Dataset excerpts.
## start

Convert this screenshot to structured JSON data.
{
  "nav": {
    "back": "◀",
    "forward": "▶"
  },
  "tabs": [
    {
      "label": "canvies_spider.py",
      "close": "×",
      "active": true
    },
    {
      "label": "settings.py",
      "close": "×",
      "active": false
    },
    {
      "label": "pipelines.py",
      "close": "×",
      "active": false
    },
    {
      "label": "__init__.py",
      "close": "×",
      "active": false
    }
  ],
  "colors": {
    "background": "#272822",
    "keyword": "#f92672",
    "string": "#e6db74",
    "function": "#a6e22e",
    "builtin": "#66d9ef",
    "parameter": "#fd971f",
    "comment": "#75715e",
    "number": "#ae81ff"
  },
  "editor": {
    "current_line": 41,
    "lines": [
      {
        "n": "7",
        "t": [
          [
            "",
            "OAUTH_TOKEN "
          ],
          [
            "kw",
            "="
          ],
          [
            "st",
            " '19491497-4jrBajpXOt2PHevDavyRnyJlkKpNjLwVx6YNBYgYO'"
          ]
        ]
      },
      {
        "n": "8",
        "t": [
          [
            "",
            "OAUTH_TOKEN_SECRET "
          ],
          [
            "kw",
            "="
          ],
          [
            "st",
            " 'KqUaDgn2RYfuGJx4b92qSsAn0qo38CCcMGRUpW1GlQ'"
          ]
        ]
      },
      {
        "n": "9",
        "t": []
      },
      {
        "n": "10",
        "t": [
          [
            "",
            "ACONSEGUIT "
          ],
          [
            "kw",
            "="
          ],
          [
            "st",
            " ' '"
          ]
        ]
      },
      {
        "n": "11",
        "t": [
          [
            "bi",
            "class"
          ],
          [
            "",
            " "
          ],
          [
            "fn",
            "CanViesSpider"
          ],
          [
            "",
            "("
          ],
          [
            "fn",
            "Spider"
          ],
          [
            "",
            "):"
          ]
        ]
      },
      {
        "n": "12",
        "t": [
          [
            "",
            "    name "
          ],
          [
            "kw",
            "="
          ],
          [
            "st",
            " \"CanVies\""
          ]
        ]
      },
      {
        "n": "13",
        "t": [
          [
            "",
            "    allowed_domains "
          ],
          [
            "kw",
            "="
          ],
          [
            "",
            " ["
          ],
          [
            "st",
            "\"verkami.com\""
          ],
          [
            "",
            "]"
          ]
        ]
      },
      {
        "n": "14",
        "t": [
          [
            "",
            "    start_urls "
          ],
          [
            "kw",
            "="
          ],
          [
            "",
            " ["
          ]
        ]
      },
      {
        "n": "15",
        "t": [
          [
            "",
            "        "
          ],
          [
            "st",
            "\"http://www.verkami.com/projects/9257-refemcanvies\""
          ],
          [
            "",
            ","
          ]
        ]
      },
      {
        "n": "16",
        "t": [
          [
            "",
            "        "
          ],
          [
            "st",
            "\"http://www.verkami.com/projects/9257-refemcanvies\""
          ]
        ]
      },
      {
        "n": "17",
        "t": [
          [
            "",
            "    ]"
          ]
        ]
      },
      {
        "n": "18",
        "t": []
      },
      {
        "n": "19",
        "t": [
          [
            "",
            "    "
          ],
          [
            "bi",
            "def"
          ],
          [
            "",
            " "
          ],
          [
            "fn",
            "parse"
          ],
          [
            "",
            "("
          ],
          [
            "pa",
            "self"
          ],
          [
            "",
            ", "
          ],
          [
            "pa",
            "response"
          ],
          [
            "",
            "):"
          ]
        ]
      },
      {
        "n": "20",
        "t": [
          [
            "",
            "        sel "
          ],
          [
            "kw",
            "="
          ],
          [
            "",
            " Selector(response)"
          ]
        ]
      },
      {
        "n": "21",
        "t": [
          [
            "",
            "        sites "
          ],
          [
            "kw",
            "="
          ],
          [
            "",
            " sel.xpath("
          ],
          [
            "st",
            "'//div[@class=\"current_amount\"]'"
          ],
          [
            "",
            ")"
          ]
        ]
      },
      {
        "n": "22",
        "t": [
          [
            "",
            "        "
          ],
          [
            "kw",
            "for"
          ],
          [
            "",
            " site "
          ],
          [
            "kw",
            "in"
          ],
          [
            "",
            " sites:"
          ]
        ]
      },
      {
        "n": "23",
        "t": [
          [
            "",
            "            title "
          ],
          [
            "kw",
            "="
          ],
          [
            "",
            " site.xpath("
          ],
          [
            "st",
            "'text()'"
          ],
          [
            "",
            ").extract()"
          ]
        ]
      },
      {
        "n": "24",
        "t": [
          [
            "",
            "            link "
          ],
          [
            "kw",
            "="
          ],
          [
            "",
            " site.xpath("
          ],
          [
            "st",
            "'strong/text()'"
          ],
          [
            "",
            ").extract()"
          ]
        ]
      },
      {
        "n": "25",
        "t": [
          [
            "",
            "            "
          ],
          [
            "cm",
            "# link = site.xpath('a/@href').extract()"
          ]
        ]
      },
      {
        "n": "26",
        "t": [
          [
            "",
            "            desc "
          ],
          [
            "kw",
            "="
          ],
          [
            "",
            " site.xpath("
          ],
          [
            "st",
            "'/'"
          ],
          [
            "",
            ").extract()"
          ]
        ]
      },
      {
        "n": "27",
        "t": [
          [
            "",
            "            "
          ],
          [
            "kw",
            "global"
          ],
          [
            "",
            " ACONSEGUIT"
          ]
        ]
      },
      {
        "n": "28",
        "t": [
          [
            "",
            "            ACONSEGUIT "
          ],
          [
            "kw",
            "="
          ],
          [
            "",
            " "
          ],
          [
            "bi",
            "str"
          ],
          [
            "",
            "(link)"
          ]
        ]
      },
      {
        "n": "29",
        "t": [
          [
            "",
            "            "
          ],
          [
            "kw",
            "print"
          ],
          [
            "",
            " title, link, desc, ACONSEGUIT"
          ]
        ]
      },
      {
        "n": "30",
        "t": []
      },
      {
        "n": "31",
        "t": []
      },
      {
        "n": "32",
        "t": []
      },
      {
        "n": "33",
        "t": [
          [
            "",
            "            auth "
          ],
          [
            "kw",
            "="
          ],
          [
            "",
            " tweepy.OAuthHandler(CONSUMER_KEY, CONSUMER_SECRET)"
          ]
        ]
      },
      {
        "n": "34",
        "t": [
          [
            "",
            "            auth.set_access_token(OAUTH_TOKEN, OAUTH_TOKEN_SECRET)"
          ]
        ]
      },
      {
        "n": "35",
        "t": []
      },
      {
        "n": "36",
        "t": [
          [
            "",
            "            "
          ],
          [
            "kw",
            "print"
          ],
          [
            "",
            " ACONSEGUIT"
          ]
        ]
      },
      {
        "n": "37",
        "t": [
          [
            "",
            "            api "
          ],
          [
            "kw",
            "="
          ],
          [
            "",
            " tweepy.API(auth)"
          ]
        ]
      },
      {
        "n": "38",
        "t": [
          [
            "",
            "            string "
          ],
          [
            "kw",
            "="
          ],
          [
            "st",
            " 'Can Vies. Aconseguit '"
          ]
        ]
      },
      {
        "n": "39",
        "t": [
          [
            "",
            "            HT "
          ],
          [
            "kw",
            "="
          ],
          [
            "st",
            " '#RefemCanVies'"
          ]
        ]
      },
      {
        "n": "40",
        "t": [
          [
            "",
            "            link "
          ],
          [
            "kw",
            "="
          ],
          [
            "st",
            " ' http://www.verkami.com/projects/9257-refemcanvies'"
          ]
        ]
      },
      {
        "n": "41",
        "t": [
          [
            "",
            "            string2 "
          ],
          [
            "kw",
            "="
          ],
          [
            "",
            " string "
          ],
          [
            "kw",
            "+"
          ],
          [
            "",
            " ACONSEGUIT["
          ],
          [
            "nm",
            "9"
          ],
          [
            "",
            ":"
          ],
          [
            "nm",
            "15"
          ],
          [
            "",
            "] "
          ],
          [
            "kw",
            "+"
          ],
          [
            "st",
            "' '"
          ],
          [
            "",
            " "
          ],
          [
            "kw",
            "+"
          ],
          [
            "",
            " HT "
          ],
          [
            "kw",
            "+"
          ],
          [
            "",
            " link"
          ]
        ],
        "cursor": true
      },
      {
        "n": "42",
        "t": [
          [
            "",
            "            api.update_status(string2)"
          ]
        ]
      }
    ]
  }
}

## end

WHAT IS REQUIRED.
From the data, pick out every line that includes "tweepy".

SOLVED EXERCISE.
            " tweepy.OAuthHandler(CONSUMER_KEY, CONSUMER_SECRET)"
            " tweepy.API(auth)"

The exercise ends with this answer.